[Start Data supplied]

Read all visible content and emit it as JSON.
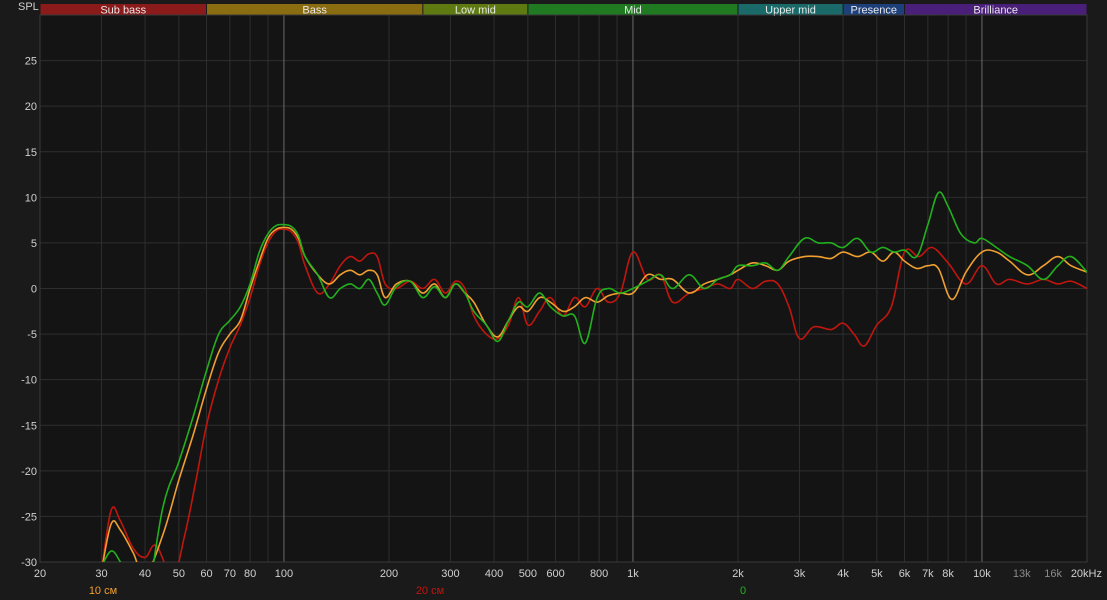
{
  "chart_data": {
    "type": "line",
    "ylabel": "SPL",
    "xunit": "kHz",
    "x_scale": "log",
    "xlim": [
      20,
      20000
    ],
    "ylim": [
      -30,
      30
    ],
    "grid": true,
    "y_ticks": [
      -30,
      -25,
      -20,
      -15,
      -10,
      -5,
      0,
      5,
      10,
      15,
      20,
      25
    ],
    "x_ticks": [
      {
        "value": 20,
        "label": "20"
      },
      {
        "value": 30,
        "label": "30"
      },
      {
        "value": 40,
        "label": "40"
      },
      {
        "value": 50,
        "label": "50"
      },
      {
        "value": 60,
        "label": "60"
      },
      {
        "value": 70,
        "label": "70"
      },
      {
        "value": 80,
        "label": "80"
      },
      {
        "value": 100,
        "label": "100"
      },
      {
        "value": 200,
        "label": "200"
      },
      {
        "value": 300,
        "label": "300"
      },
      {
        "value": 400,
        "label": "400"
      },
      {
        "value": 500,
        "label": "500"
      },
      {
        "value": 600,
        "label": "600"
      },
      {
        "value": 800,
        "label": "800"
      },
      {
        "value": 1000,
        "label": "1k"
      },
      {
        "value": 2000,
        "label": "2k"
      },
      {
        "value": 3000,
        "label": "3k"
      },
      {
        "value": 4000,
        "label": "4k"
      },
      {
        "value": 5000,
        "label": "5k"
      },
      {
        "value": 6000,
        "label": "6k"
      },
      {
        "value": 7000,
        "label": "7k"
      },
      {
        "value": 8000,
        "label": "8k"
      },
      {
        "value": 10000,
        "label": "10k"
      },
      {
        "value": 13000,
        "label": "13k",
        "dim": true
      },
      {
        "value": 16000,
        "label": "16k",
        "dim": true
      },
      {
        "value": 20000,
        "label": "20kHz"
      }
    ],
    "bands": [
      {
        "label": "Sub bass",
        "from": 20,
        "to": 60,
        "color": "#8b1a1a"
      },
      {
        "label": "Bass",
        "from": 60,
        "to": 250,
        "color": "#8a6d10"
      },
      {
        "label": "Low mid",
        "from": 250,
        "to": 500,
        "color": "#5e7a10"
      },
      {
        "label": "Mid",
        "from": 500,
        "to": 2000,
        "color": "#1f7a22"
      },
      {
        "label": "Upper mid",
        "from": 2000,
        "to": 4000,
        "color": "#1a6a6a"
      },
      {
        "label": "Presence",
        "from": 4000,
        "to": 6000,
        "color": "#1d3f7a"
      },
      {
        "label": "Brilliance",
        "from": 6000,
        "to": 20000,
        "color": "#4a1f7a"
      }
    ],
    "series": [
      {
        "name": "10 см",
        "color": "#f0a030",
        "points": [
          [
            30,
            -31
          ],
          [
            32,
            -25.8
          ],
          [
            34,
            -26.5
          ],
          [
            37,
            -29
          ],
          [
            40,
            -31.5
          ],
          [
            45,
            -27
          ],
          [
            50,
            -21
          ],
          [
            55,
            -16
          ],
          [
            60,
            -11
          ],
          [
            65,
            -7
          ],
          [
            70,
            -5
          ],
          [
            75,
            -3.5
          ],
          [
            80,
            0
          ],
          [
            85,
            3
          ],
          [
            90,
            5.5
          ],
          [
            95,
            6.5
          ],
          [
            100,
            6.7
          ],
          [
            105,
            6.5
          ],
          [
            110,
            5.5
          ],
          [
            115,
            3.5
          ],
          [
            125,
            1.5
          ],
          [
            135,
            0.5
          ],
          [
            145,
            1.5
          ],
          [
            155,
            2
          ],
          [
            165,
            1.5
          ],
          [
            175,
            2
          ],
          [
            185,
            1.5
          ],
          [
            195,
            -1
          ],
          [
            210,
            0.5
          ],
          [
            230,
            0.8
          ],
          [
            250,
            -0.5
          ],
          [
            270,
            0.5
          ],
          [
            290,
            -1
          ],
          [
            310,
            0.5
          ],
          [
            330,
            -0.5
          ],
          [
            350,
            -1.5
          ],
          [
            380,
            -4
          ],
          [
            410,
            -5.3
          ],
          [
            440,
            -3.5
          ],
          [
            470,
            -2
          ],
          [
            500,
            -2.5
          ],
          [
            540,
            -1
          ],
          [
            580,
            -1.5
          ],
          [
            630,
            -2.5
          ],
          [
            680,
            -2
          ],
          [
            730,
            -1
          ],
          [
            790,
            -1.5
          ],
          [
            850,
            -0.8
          ],
          [
            920,
            -0.5
          ],
          [
            1000,
            -0.5
          ],
          [
            1100,
            1.5
          ],
          [
            1200,
            1
          ],
          [
            1300,
            1
          ],
          [
            1450,
            -0.5
          ],
          [
            1600,
            0.5
          ],
          [
            1750,
            1
          ],
          [
            1900,
            1.5
          ],
          [
            2000,
            2
          ],
          [
            2200,
            2.8
          ],
          [
            2400,
            2.5
          ],
          [
            2600,
            2
          ],
          [
            2800,
            3
          ],
          [
            3100,
            3.5
          ],
          [
            3400,
            3.5
          ],
          [
            3700,
            3.3
          ],
          [
            4000,
            4
          ],
          [
            4400,
            3.5
          ],
          [
            4800,
            4
          ],
          [
            5200,
            3
          ],
          [
            5600,
            4
          ],
          [
            6000,
            3
          ],
          [
            6500,
            2.2
          ],
          [
            7000,
            2.5
          ],
          [
            7500,
            2.2
          ],
          [
            8200,
            -1.2
          ],
          [
            9000,
            1.8
          ],
          [
            10000,
            4
          ],
          [
            11000,
            4
          ],
          [
            12000,
            3
          ],
          [
            13500,
            1.5
          ],
          [
            15000,
            2.5
          ],
          [
            16500,
            3.5
          ],
          [
            18000,
            2.5
          ],
          [
            20000,
            1.8
          ]
        ]
      },
      {
        "name": "20 см",
        "color": "#c0160e",
        "points": [
          [
            30,
            -31
          ],
          [
            32,
            -24.3
          ],
          [
            34,
            -25.5
          ],
          [
            37,
            -28.5
          ],
          [
            40,
            -29.5
          ],
          [
            43,
            -28.2
          ],
          [
            48,
            -31.5
          ],
          [
            52,
            -27
          ],
          [
            56,
            -21
          ],
          [
            60,
            -15
          ],
          [
            65,
            -10
          ],
          [
            70,
            -6.5
          ],
          [
            75,
            -4
          ],
          [
            80,
            -1
          ],
          [
            85,
            2.5
          ],
          [
            90,
            5
          ],
          [
            95,
            6.3
          ],
          [
            100,
            6.5
          ],
          [
            105,
            6.2
          ],
          [
            110,
            5
          ],
          [
            115,
            2.5
          ],
          [
            125,
            -0.5
          ],
          [
            135,
            0.5
          ],
          [
            145,
            2.5
          ],
          [
            155,
            3.5
          ],
          [
            165,
            3
          ],
          [
            175,
            3.8
          ],
          [
            185,
            3.5
          ],
          [
            195,
            0.5
          ],
          [
            210,
            0
          ],
          [
            230,
            0.8
          ],
          [
            250,
            0
          ],
          [
            270,
            1
          ],
          [
            290,
            -0.5
          ],
          [
            310,
            0.8
          ],
          [
            330,
            0
          ],
          [
            350,
            -3
          ],
          [
            380,
            -5
          ],
          [
            410,
            -5.5
          ],
          [
            440,
            -4
          ],
          [
            470,
            -1
          ],
          [
            500,
            -4
          ],
          [
            540,
            -2.5
          ],
          [
            580,
            -1
          ],
          [
            630,
            -3
          ],
          [
            680,
            -1
          ],
          [
            730,
            -2
          ],
          [
            790,
            0
          ],
          [
            850,
            -1.5
          ],
          [
            920,
            -0.5
          ],
          [
            1000,
            4
          ],
          [
            1100,
            1
          ],
          [
            1200,
            1.5
          ],
          [
            1300,
            -1.5
          ],
          [
            1450,
            -0.5
          ],
          [
            1600,
            0
          ],
          [
            1750,
            0.5
          ],
          [
            1900,
            0
          ],
          [
            2000,
            1
          ],
          [
            2200,
            0
          ],
          [
            2400,
            0.8
          ],
          [
            2600,
            0.5
          ],
          [
            2800,
            -2
          ],
          [
            3000,
            -5.5
          ],
          [
            3300,
            -4.2
          ],
          [
            3700,
            -4.5
          ],
          [
            4000,
            -3.8
          ],
          [
            4300,
            -5
          ],
          [
            4600,
            -6.3
          ],
          [
            5000,
            -4
          ],
          [
            5500,
            -2
          ],
          [
            6000,
            4
          ],
          [
            6600,
            3.5
          ],
          [
            7200,
            4.5
          ],
          [
            8000,
            2.8
          ],
          [
            9000,
            0.5
          ],
          [
            10000,
            2.5
          ],
          [
            11000,
            0.5
          ],
          [
            12000,
            1
          ],
          [
            13500,
            0.5
          ],
          [
            15000,
            1
          ],
          [
            16500,
            0.5
          ],
          [
            18000,
            0.8
          ],
          [
            20000,
            0
          ]
        ]
      },
      {
        "name": "0",
        "color": "#22b11d",
        "points": [
          [
            30,
            -30.5
          ],
          [
            32,
            -28.8
          ],
          [
            34,
            -30
          ],
          [
            37,
            -32.5
          ],
          [
            40,
            -35
          ],
          [
            45,
            -24
          ],
          [
            50,
            -19
          ],
          [
            55,
            -14
          ],
          [
            60,
            -9
          ],
          [
            65,
            -5
          ],
          [
            70,
            -3.5
          ],
          [
            75,
            -2
          ],
          [
            80,
            0.5
          ],
          [
            85,
            4
          ],
          [
            90,
            6
          ],
          [
            95,
            6.9
          ],
          [
            100,
            7
          ],
          [
            105,
            6.8
          ],
          [
            110,
            5.8
          ],
          [
            115,
            3.5
          ],
          [
            125,
            1.5
          ],
          [
            135,
            -1
          ],
          [
            145,
            0
          ],
          [
            155,
            0.5
          ],
          [
            165,
            0
          ],
          [
            175,
            1
          ],
          [
            185,
            -0.5
          ],
          [
            195,
            -1.8
          ],
          [
            210,
            0.2
          ],
          [
            230,
            0.8
          ],
          [
            250,
            -1
          ],
          [
            270,
            0.2
          ],
          [
            290,
            -1
          ],
          [
            310,
            0.5
          ],
          [
            330,
            -0.5
          ],
          [
            350,
            -2.5
          ],
          [
            380,
            -4
          ],
          [
            410,
            -5.8
          ],
          [
            440,
            -3.5
          ],
          [
            470,
            -1.5
          ],
          [
            500,
            -2
          ],
          [
            540,
            -0.5
          ],
          [
            580,
            -2
          ],
          [
            630,
            -3
          ],
          [
            680,
            -3
          ],
          [
            730,
            -6
          ],
          [
            790,
            -1
          ],
          [
            850,
            0
          ],
          [
            920,
            -0.5
          ],
          [
            1000,
            0
          ],
          [
            1100,
            0.8
          ],
          [
            1200,
            1.5
          ],
          [
            1300,
            0
          ],
          [
            1450,
            1.5
          ],
          [
            1600,
            0
          ],
          [
            1750,
            1
          ],
          [
            1900,
            1.5
          ],
          [
            2000,
            2.5
          ],
          [
            2200,
            2.5
          ],
          [
            2400,
            2.8
          ],
          [
            2600,
            2
          ],
          [
            2800,
            3.5
          ],
          [
            3100,
            5.5
          ],
          [
            3400,
            5
          ],
          [
            3700,
            5
          ],
          [
            4000,
            4.5
          ],
          [
            4400,
            5.5
          ],
          [
            4800,
            4
          ],
          [
            5200,
            4.5
          ],
          [
            5600,
            4
          ],
          [
            6000,
            4.2
          ],
          [
            6500,
            3.5
          ],
          [
            7000,
            7
          ],
          [
            7500,
            10.5
          ],
          [
            8000,
            9
          ],
          [
            8700,
            6
          ],
          [
            9500,
            5
          ],
          [
            10000,
            5.5
          ],
          [
            11000,
            4.5
          ],
          [
            12000,
            3.5
          ],
          [
            13500,
            2.5
          ],
          [
            15000,
            1
          ],
          [
            16500,
            2.5
          ],
          [
            18000,
            3.5
          ],
          [
            20000,
            1.8
          ]
        ]
      }
    ]
  }
}
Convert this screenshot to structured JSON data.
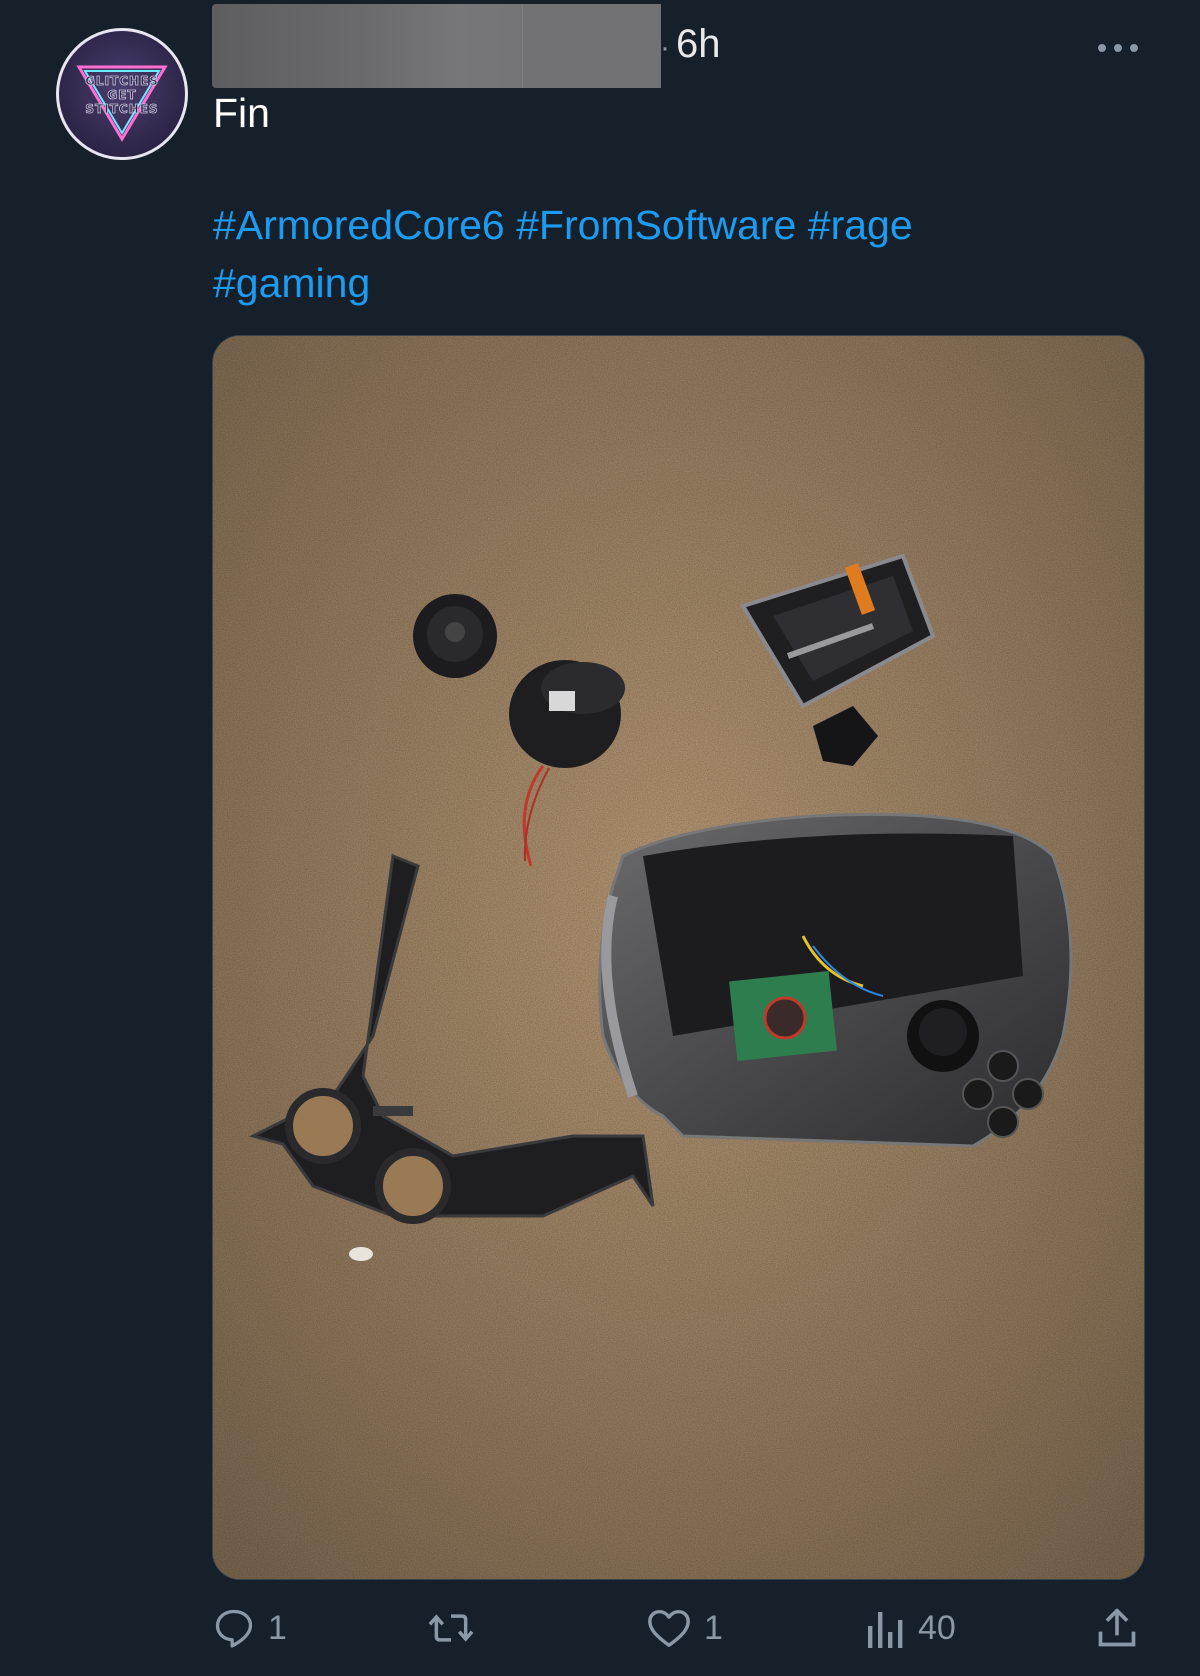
{
  "tweet": {
    "author_avatar": {
      "logo_text_lines": [
        "GLITCHES",
        "GET",
        "STITCHES"
      ]
    },
    "timestamp": "6h",
    "timestamp_separator": "·",
    "text": "Fin",
    "hashtags": [
      "#ArmoredCore6",
      "#FromSoftware",
      "#rage",
      "#gaming"
    ],
    "actions": {
      "reply_count": "1",
      "retweet_count": "",
      "like_count": "1",
      "views_count": "40"
    },
    "icons": {
      "more": "more-horizontal-icon",
      "reply": "reply-icon",
      "retweet": "retweet-icon",
      "like": "heart-icon",
      "views": "views-chart-icon",
      "share": "share-icon"
    },
    "colors": {
      "background": "#15202b",
      "link": "#1d9bf0",
      "secondary_text": "#8b98a5",
      "primary_text": "#e7e9ea"
    }
  }
}
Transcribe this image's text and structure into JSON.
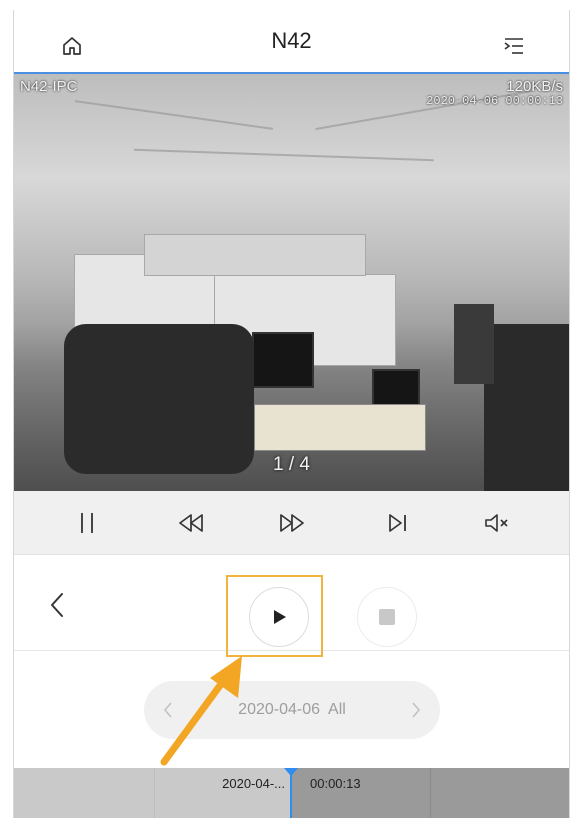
{
  "header": {
    "title": "N42",
    "home_icon": "home-icon",
    "menu_icon": "list-collapse-icon"
  },
  "video": {
    "channel_label": "N42-IPC",
    "bitrate": "120KB/s",
    "timestamp": "2020-04-06 00:00:13",
    "page_indicator": "1 / 4"
  },
  "toolbar": {
    "buttons": [
      {
        "icon": "pause-icon"
      },
      {
        "icon": "rewind-icon"
      },
      {
        "icon": "fast-forward-icon"
      },
      {
        "icon": "next-frame-icon"
      },
      {
        "icon": "mute-icon"
      }
    ]
  },
  "controls": {
    "back_icon": "chevron-left-icon",
    "play_icon": "play-icon",
    "stop_icon": "stop-icon"
  },
  "date_selector": {
    "date": "2020-04-06",
    "filter": "All",
    "label": "2020-04-06  All",
    "prev_icon": "chevron-left-icon",
    "next_icon": "chevron-right-icon"
  },
  "timeline": {
    "left_label": "2020-04-...",
    "right_label": "00:00:13"
  },
  "colors": {
    "accent": "#2f8cf0",
    "highlight": "#f2b33d",
    "video_border": "#4a90e2"
  }
}
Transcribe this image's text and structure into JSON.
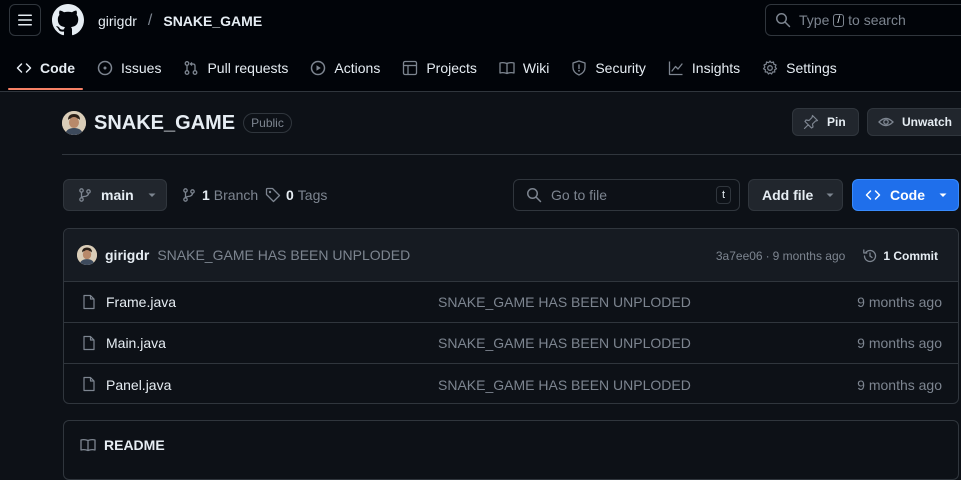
{
  "header": {
    "owner": "girigdr",
    "separator": "/",
    "repo": "SNAKE_GAME",
    "search": {
      "prefix": "Type",
      "key": "/",
      "suffix": "to search"
    }
  },
  "tabs": [
    {
      "label": "Code",
      "icon": "code-icon",
      "active": true
    },
    {
      "label": "Issues",
      "icon": "issue-icon"
    },
    {
      "label": "Pull requests",
      "icon": "pull-request-icon"
    },
    {
      "label": "Actions",
      "icon": "play-icon"
    },
    {
      "label": "Projects",
      "icon": "table-icon"
    },
    {
      "label": "Wiki",
      "icon": "book-icon"
    },
    {
      "label": "Security",
      "icon": "shield-icon"
    },
    {
      "label": "Insights",
      "icon": "graph-icon"
    },
    {
      "label": "Settings",
      "icon": "gear-icon"
    }
  ],
  "repo_header": {
    "name": "SNAKE_GAME",
    "visibility": "Public",
    "pin_label": "Pin",
    "watch_label": "Unwatch"
  },
  "toolbar": {
    "branch": "main",
    "branch_count": "1",
    "branch_label": "Branch",
    "tag_count": "0",
    "tag_label": "Tags",
    "go_to_file_placeholder": "Go to file",
    "go_to_file_key": "t",
    "add_file_label": "Add file",
    "code_label": "Code"
  },
  "latest_commit": {
    "author": "girigdr",
    "message": "SNAKE_GAME HAS BEEN UNPLODED",
    "sha": "3a7ee06",
    "dot": "·",
    "age": "9 months ago",
    "commit_count": "1 Commit"
  },
  "files": [
    {
      "name": "Frame.java",
      "message": "SNAKE_GAME HAS BEEN UNPLODED",
      "age": "9 months ago"
    },
    {
      "name": "Main.java",
      "message": "SNAKE_GAME HAS BEEN UNPLODED",
      "age": "9 months ago"
    },
    {
      "name": "Panel.java",
      "message": "SNAKE_GAME HAS BEEN UNPLODED",
      "age": "9 months ago"
    }
  ],
  "readme": {
    "label": "README"
  },
  "colors": {
    "background": "#0d1117",
    "header_bg": "#010409",
    "border": "#30363d",
    "muted": "#7d8590",
    "accent_underline": "#f78166",
    "primary_button": "#1f6feb"
  }
}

[End Data supplied]

What this task involves:
How many of the lines above include the string "background"? Answer with the number only.

Answer to the task:
2